* [Written request] Find the lines that hold "Medical". Report only how many there are.
##### Information provided #####
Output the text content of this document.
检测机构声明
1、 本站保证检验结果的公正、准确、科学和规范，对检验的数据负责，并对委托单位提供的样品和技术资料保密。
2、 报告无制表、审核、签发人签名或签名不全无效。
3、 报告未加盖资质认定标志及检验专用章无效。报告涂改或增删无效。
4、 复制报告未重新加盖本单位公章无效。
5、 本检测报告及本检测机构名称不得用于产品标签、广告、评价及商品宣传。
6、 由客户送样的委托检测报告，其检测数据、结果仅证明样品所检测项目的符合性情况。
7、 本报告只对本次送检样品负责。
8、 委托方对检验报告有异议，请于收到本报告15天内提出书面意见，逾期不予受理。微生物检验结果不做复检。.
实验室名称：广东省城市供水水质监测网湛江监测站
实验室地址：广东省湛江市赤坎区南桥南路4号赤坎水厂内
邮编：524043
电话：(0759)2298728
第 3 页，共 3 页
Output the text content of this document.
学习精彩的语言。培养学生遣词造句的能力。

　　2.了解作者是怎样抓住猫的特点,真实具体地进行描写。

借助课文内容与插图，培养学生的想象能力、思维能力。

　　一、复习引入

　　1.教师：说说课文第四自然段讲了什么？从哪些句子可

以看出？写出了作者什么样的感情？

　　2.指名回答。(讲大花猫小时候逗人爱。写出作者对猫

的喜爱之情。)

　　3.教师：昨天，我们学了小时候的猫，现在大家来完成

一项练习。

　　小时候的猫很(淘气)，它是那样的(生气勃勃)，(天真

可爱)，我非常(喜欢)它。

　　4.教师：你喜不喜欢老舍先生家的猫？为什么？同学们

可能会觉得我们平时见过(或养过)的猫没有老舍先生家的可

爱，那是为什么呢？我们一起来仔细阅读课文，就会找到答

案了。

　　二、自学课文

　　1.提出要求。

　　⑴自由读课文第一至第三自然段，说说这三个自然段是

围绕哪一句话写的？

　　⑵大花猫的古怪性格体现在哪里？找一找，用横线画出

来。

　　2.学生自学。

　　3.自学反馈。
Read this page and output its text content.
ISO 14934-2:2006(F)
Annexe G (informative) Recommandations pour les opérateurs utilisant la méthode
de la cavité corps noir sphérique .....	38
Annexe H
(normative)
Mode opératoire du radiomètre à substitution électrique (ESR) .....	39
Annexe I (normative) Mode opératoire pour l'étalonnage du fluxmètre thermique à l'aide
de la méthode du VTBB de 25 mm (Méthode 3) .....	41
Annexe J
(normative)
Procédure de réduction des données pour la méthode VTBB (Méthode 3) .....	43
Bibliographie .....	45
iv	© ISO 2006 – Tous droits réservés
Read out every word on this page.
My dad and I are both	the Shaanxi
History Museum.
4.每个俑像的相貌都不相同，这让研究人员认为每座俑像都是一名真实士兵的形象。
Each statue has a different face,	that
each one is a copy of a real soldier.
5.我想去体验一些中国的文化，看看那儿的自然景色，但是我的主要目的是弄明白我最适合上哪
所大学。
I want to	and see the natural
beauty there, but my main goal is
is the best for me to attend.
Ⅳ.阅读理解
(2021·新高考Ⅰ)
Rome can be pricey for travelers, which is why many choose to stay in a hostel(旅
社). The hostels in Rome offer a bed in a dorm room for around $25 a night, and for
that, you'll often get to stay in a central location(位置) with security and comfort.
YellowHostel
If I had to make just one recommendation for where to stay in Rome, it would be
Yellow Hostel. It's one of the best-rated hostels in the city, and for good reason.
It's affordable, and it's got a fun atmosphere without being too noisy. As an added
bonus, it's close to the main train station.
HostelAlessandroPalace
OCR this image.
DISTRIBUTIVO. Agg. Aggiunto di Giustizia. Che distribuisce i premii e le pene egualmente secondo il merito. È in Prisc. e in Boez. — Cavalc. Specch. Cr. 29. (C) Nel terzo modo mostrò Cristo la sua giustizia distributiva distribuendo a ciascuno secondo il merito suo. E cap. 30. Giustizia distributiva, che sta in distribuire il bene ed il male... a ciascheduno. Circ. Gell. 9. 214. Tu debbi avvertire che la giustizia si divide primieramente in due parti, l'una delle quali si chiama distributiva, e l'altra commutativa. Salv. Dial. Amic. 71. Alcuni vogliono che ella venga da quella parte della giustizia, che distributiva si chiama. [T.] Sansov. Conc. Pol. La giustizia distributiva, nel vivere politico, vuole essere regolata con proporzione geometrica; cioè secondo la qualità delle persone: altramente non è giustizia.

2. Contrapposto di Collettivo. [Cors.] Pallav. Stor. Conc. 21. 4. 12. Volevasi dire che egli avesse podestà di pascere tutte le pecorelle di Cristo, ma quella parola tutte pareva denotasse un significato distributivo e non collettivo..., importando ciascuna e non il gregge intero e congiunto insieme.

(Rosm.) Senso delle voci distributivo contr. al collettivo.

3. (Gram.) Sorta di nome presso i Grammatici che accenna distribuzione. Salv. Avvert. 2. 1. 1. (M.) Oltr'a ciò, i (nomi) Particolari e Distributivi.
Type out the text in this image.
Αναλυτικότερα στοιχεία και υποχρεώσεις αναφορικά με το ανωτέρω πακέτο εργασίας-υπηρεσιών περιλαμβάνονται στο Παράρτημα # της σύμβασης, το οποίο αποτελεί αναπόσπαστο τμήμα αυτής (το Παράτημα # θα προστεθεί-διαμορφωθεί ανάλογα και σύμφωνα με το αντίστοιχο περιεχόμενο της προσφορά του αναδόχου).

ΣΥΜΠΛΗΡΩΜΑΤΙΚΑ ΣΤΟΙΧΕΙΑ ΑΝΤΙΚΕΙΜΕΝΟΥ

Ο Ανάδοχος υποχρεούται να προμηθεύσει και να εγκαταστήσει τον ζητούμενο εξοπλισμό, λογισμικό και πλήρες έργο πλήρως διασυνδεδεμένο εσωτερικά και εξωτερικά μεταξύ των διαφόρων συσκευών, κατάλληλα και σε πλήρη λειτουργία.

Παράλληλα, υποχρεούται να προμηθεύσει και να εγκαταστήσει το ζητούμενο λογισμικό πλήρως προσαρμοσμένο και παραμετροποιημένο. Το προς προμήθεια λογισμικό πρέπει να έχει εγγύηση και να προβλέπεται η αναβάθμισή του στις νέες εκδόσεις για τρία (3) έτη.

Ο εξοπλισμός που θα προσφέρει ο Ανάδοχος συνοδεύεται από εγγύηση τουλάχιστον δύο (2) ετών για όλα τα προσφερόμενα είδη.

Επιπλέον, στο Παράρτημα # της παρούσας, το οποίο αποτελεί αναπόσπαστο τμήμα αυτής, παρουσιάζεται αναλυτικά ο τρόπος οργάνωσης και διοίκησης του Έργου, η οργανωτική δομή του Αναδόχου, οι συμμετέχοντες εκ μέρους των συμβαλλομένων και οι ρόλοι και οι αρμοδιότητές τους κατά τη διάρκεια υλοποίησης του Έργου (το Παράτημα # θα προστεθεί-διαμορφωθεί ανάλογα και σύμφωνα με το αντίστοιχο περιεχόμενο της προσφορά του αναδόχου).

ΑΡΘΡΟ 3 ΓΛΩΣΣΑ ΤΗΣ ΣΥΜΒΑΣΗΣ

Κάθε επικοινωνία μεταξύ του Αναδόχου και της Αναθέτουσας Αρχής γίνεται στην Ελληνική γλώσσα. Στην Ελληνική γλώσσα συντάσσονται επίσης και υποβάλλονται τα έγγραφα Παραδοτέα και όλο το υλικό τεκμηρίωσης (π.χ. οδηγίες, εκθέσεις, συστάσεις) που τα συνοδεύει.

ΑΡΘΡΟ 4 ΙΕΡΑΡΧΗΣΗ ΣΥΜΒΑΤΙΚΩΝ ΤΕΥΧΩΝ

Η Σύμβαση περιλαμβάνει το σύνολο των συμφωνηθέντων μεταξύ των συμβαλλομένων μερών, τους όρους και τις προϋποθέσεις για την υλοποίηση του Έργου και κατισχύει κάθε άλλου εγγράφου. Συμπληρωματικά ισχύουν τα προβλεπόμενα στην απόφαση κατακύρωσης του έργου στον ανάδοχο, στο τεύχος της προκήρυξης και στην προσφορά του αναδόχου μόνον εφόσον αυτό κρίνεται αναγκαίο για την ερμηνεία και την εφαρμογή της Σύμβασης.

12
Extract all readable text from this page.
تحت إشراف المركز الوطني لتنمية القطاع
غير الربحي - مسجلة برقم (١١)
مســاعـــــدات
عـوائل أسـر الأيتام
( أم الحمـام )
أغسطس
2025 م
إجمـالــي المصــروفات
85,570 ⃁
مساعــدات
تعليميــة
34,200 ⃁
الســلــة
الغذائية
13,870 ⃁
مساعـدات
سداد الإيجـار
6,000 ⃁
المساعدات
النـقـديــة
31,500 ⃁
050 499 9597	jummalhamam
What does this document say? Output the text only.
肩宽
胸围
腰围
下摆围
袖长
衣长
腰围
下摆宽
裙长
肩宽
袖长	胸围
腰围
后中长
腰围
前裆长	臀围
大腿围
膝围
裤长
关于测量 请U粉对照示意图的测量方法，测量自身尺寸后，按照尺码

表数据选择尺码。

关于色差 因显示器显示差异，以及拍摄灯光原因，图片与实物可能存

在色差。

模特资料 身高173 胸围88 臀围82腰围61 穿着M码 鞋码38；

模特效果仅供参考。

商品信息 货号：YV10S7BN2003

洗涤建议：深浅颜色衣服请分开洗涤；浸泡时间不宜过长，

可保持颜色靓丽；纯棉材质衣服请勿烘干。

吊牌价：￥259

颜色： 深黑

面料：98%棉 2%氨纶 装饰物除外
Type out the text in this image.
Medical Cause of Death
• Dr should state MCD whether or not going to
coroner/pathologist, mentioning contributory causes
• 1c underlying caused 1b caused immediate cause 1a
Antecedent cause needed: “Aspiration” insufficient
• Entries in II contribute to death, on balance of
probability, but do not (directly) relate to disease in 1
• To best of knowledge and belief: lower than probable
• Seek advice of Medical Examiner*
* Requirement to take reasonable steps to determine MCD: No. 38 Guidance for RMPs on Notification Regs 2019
#####
* [Response to this exercise] 2